> Set task
Write out the data below in full. Keep it exact.

____

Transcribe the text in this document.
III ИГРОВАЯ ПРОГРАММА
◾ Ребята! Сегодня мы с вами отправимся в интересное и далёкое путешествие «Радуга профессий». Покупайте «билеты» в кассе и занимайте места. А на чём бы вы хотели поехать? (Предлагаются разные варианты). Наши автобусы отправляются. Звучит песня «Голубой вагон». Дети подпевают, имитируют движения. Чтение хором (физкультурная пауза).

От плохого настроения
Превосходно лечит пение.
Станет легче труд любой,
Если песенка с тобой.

____

> Output
Transcribe the text in this document.
III ИГРОВАЯ ПРОГРАММА
◾ Ребята! Сегодня мы с вами отправимся в интересное и далёкое путешествие «Радуга профессий». Покупайте «билеты» в кассе и занимайте места. А на чём бы вы хотели поехать? (Предлагаются разные варианты). Наши автобусы отправляются. Звучит песня «Голубой вагон». Дети подпевают, имитируют движения. Чтение хором (физкультурная пауза).

От плохого настроения
Превосходно лечит пение.
Станет легче труд любой,
Если песенка с тобой.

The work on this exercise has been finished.